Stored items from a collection
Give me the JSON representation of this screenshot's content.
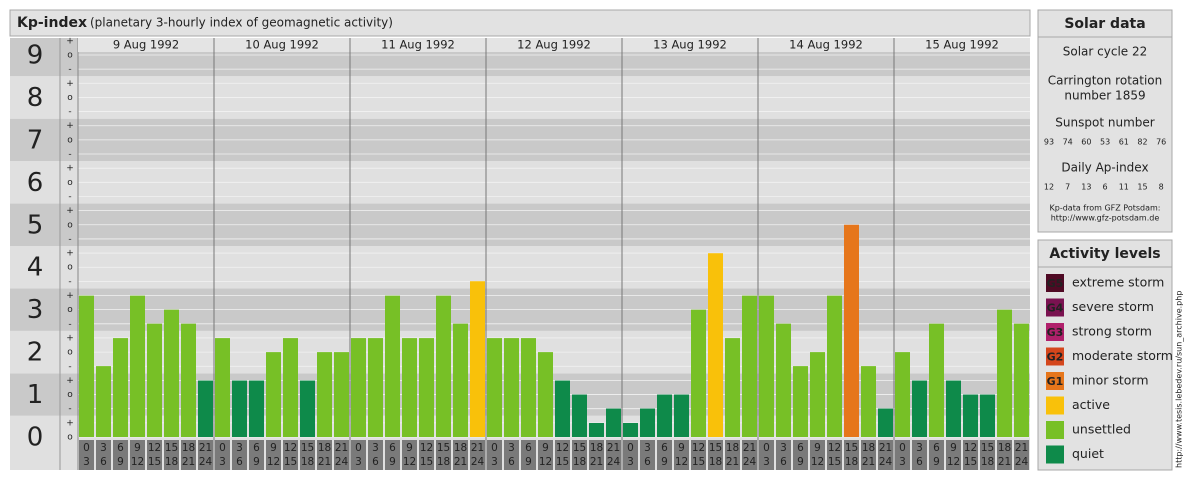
{
  "chart_data": {
    "type": "bar",
    "title": "Kp-index",
    "subtitle": "(planetary 3-hourly index of geomagnetic activity)",
    "categories": [
      "9 Aug 1992",
      "10 Aug 1992",
      "11 Aug 1992",
      "12 Aug 1992",
      "13 Aug 1992",
      "14 Aug 1992",
      "15 Aug 1992"
    ],
    "hours": [
      "0",
      "3",
      "6",
      "9",
      "12",
      "15",
      "18",
      "21",
      "24"
    ],
    "values": [
      [
        3.33,
        1.67,
        2.33,
        3.33,
        2.67,
        3,
        2.67,
        1.33
      ],
      [
        2.33,
        1.33,
        1.33,
        2,
        2.33,
        1.33,
        2,
        2
      ],
      [
        2.33,
        2.33,
        3.33,
        2.33,
        2.33,
        3.33,
        2.67,
        3.67
      ],
      [
        2.33,
        2.33,
        2.33,
        2,
        1.33,
        1,
        0.33,
        0.67
      ],
      [
        0.33,
        0.67,
        1,
        1,
        3,
        4.33,
        2.33,
        3.33
      ],
      [
        3.33,
        2.67,
        1.67,
        2,
        3.33,
        5,
        1.67,
        0.67
      ],
      [
        2,
        1.33,
        2.67,
        1.33,
        1,
        1,
        3,
        2.67
      ]
    ],
    "colors": [
      [
        "#77c026",
        "#77c026",
        "#77c026",
        "#77c026",
        "#77c026",
        "#77c026",
        "#77c026",
        "#0e8a4a"
      ],
      [
        "#77c026",
        "#0e8a4a",
        "#0e8a4a",
        "#77c026",
        "#77c026",
        "#0e8a4a",
        "#77c026",
        "#77c026"
      ],
      [
        "#77c026",
        "#77c026",
        "#77c026",
        "#77c026",
        "#77c026",
        "#77c026",
        "#77c026",
        "#f9c10a"
      ],
      [
        "#77c026",
        "#77c026",
        "#77c026",
        "#77c026",
        "#0e8a4a",
        "#0e8a4a",
        "#0e8a4a",
        "#0e8a4a"
      ],
      [
        "#0e8a4a",
        "#0e8a4a",
        "#0e8a4a",
        "#0e8a4a",
        "#77c026",
        "#f9c10a",
        "#77c026",
        "#77c026"
      ],
      [
        "#77c026",
        "#77c026",
        "#77c026",
        "#77c026",
        "#77c026",
        "#e6761b",
        "#77c026",
        "#0e8a4a"
      ],
      [
        "#77c026",
        "#0e8a4a",
        "#77c026",
        "#0e8a4a",
        "#0e8a4a",
        "#0e8a4a",
        "#77c026",
        "#77c026"
      ]
    ],
    "ylim": [
      0,
      9.4
    ],
    "yticks": [
      0,
      1,
      2,
      3,
      4,
      5,
      6,
      7,
      8,
      9
    ],
    "sub_labels": [
      "-",
      "o",
      "+"
    ]
  },
  "solar_data": {
    "title": "Solar data",
    "cycle": "Solar cycle 22",
    "carrington": [
      "Carrington rotation",
      "number 1859"
    ],
    "sunspot_title": "Sunspot number",
    "sunspot": [
      "93",
      "74",
      "60",
      "53",
      "61",
      "82",
      "76"
    ],
    "ap_title": "Daily Ap-index",
    "ap": [
      "12",
      "7",
      "13",
      "6",
      "11",
      "15",
      "8"
    ],
    "source": [
      "Kp-data from GFZ Potsdam:",
      "http://www.gfz-potsdam.de"
    ]
  },
  "activity_levels": {
    "title": "Activity levels",
    "items": [
      {
        "code": "G5",
        "label": "extreme storm",
        "color": "#4f0a24"
      },
      {
        "code": "G4",
        "label": "severe storm",
        "color": "#7a1250"
      },
      {
        "code": "G3",
        "label": "strong storm",
        "color": "#b0206b"
      },
      {
        "code": "G2",
        "label": "moderate storm",
        "color": "#d4461c"
      },
      {
        "code": "G1",
        "label": "minor storm",
        "color": "#e6761b"
      },
      {
        "code": null,
        "label": "active",
        "color": "#f9c10a"
      },
      {
        "code": null,
        "label": "unsettled",
        "color": "#77c026"
      },
      {
        "code": null,
        "label": "quiet",
        "color": "#0e8a4a"
      }
    ]
  },
  "credit": "http://www.tesis.lebedev.ru/sun_archive.php"
}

# Instructions to follow
Pick out every line holding the string "storm" and return it.

# The reply
        "label": "extreme storm",
        "label": "severe storm",
        "label": "strong storm",
        "label": "moderate storm",
        "label": "minor storm",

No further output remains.